What the exercise asks >> Within the listing below, locate all lines containing the word "Republic". Copy each one.

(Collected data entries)
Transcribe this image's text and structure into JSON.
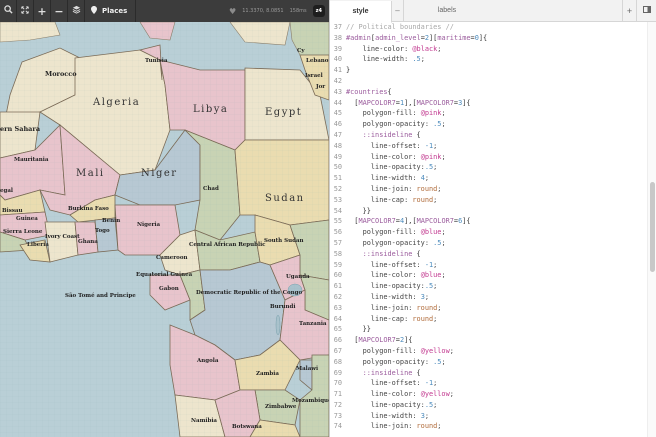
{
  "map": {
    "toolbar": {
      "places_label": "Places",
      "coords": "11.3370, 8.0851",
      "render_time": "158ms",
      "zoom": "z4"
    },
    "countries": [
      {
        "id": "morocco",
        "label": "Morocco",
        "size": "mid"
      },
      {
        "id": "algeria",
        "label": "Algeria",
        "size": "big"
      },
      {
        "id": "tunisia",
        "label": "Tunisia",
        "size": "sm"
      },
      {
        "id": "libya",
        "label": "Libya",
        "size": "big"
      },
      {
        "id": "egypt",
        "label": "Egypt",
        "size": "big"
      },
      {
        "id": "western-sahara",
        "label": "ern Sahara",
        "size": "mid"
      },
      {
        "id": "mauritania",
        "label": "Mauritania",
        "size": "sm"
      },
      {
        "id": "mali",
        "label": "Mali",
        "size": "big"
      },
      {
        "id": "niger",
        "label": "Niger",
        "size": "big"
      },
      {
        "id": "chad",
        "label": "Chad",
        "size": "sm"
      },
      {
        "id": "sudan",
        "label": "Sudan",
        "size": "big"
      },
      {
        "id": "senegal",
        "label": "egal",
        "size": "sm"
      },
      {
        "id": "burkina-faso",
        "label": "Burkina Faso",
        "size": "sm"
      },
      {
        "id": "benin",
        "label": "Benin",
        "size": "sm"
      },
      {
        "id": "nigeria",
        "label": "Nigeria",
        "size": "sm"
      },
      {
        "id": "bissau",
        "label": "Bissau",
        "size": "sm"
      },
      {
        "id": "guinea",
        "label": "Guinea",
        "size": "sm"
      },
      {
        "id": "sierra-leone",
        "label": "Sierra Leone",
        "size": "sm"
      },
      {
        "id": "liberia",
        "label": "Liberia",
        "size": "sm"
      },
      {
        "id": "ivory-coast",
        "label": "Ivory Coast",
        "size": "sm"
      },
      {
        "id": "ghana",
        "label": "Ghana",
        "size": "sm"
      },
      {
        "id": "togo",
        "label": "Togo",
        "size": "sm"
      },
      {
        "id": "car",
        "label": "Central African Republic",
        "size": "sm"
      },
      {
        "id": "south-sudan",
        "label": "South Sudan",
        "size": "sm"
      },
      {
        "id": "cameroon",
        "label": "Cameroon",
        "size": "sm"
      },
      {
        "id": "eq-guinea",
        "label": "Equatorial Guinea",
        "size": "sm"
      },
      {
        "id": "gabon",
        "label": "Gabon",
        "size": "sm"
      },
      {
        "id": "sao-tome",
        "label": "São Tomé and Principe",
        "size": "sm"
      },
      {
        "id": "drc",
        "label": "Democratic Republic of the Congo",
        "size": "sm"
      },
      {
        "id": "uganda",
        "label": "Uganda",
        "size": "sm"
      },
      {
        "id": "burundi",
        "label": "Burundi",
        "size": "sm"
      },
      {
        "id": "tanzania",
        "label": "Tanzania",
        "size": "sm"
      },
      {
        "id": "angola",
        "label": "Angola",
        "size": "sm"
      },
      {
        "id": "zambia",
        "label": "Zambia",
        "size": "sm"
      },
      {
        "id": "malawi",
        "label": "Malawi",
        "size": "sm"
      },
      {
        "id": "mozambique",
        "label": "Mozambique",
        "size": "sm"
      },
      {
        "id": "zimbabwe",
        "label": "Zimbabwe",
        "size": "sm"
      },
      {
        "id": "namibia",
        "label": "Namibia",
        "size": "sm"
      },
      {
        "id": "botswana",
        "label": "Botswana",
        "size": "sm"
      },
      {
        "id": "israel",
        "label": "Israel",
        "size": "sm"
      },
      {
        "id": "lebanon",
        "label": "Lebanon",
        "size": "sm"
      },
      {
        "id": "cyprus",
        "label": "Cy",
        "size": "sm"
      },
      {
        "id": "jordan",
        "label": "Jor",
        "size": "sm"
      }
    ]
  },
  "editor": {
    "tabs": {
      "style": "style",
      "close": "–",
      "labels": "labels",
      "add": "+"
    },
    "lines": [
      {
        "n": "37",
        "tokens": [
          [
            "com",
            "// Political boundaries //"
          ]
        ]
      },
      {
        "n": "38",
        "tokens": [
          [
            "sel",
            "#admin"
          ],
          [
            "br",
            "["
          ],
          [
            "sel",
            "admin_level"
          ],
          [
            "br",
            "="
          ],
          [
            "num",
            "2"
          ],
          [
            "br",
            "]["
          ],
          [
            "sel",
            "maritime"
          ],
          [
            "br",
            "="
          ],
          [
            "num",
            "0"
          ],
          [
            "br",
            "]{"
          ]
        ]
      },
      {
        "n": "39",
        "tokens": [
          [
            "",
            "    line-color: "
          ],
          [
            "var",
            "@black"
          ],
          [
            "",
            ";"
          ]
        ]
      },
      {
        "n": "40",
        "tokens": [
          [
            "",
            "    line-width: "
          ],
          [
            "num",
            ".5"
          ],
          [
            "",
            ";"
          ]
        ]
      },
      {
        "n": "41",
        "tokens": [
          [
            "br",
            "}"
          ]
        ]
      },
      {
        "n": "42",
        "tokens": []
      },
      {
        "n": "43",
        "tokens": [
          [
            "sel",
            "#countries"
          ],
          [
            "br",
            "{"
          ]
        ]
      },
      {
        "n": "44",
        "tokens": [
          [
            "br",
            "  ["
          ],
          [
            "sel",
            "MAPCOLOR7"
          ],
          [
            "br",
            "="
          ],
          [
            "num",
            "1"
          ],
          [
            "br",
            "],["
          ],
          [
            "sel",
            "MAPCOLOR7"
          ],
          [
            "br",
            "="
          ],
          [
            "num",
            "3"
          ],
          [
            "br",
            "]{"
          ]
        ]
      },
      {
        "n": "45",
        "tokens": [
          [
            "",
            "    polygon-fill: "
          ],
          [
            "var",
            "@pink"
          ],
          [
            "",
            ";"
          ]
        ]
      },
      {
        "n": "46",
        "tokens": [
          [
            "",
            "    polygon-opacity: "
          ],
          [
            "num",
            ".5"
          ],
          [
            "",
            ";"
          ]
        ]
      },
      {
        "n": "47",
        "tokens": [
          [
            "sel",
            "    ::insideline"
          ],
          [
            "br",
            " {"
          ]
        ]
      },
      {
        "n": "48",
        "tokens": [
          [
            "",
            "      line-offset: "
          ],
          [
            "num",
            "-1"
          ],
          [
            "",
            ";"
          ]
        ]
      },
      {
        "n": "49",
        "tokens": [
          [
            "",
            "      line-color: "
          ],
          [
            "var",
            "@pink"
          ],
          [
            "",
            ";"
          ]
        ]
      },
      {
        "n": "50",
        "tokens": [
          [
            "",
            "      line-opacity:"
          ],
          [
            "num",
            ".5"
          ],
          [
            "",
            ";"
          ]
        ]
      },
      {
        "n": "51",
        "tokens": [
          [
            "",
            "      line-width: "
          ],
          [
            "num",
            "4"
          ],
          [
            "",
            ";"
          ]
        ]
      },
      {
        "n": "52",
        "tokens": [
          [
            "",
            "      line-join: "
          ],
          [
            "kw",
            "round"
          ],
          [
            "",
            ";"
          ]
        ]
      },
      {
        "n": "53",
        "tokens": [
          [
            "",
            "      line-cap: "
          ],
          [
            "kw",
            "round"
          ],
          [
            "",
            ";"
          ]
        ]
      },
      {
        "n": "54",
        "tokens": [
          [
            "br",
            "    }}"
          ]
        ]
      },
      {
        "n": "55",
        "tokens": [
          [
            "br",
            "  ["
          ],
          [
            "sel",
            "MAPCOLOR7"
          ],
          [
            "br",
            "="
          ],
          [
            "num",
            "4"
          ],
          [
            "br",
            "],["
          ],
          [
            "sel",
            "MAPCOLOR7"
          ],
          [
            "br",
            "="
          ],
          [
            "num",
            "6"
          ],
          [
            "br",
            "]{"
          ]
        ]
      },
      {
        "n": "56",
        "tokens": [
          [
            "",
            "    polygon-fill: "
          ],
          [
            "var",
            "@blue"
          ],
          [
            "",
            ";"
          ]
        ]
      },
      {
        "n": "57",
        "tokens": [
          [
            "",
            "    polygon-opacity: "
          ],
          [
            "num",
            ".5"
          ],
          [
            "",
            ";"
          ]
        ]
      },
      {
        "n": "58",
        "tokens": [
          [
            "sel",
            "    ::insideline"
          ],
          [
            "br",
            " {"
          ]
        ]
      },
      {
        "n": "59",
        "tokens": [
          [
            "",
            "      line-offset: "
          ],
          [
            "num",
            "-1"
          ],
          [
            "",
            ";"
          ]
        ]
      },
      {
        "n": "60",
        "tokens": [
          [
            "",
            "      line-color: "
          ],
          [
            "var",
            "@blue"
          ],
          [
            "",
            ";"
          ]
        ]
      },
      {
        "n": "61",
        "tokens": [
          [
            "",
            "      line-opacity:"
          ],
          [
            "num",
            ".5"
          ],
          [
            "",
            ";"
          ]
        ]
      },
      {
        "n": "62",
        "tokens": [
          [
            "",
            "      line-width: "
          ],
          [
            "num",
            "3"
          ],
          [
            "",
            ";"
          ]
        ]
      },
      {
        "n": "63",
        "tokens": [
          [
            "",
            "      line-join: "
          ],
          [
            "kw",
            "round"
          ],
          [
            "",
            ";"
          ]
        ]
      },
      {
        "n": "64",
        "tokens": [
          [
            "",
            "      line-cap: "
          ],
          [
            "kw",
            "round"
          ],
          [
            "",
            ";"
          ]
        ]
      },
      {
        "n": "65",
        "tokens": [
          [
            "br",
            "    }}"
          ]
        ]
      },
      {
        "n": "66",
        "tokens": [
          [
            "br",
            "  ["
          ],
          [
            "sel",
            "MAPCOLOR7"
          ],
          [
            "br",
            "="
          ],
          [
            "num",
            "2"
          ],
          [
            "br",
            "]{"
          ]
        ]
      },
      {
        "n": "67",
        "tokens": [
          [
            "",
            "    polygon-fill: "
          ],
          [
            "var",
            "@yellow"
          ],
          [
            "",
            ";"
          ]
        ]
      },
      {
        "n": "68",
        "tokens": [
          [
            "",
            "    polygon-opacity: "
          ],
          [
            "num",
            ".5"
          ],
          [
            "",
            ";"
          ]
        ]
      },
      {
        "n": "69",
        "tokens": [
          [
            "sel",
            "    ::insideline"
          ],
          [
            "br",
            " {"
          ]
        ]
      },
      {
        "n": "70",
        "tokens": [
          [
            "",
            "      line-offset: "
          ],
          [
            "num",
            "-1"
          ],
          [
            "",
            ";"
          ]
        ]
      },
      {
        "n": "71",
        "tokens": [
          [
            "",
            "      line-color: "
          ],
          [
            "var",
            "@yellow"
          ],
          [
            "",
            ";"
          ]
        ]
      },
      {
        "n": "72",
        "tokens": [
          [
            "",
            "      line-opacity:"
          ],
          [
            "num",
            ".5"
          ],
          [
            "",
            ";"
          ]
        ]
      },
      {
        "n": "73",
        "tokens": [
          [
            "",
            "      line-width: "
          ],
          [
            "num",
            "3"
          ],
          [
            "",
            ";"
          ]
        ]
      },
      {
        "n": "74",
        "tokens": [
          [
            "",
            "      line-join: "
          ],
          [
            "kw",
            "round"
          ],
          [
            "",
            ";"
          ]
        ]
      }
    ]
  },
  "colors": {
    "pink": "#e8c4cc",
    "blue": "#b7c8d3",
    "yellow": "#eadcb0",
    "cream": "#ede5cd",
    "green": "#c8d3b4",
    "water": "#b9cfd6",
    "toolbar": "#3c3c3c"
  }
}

Exercise output >>
        "label": "Central African Republic",
        "label": "Democratic Republic of the Congo",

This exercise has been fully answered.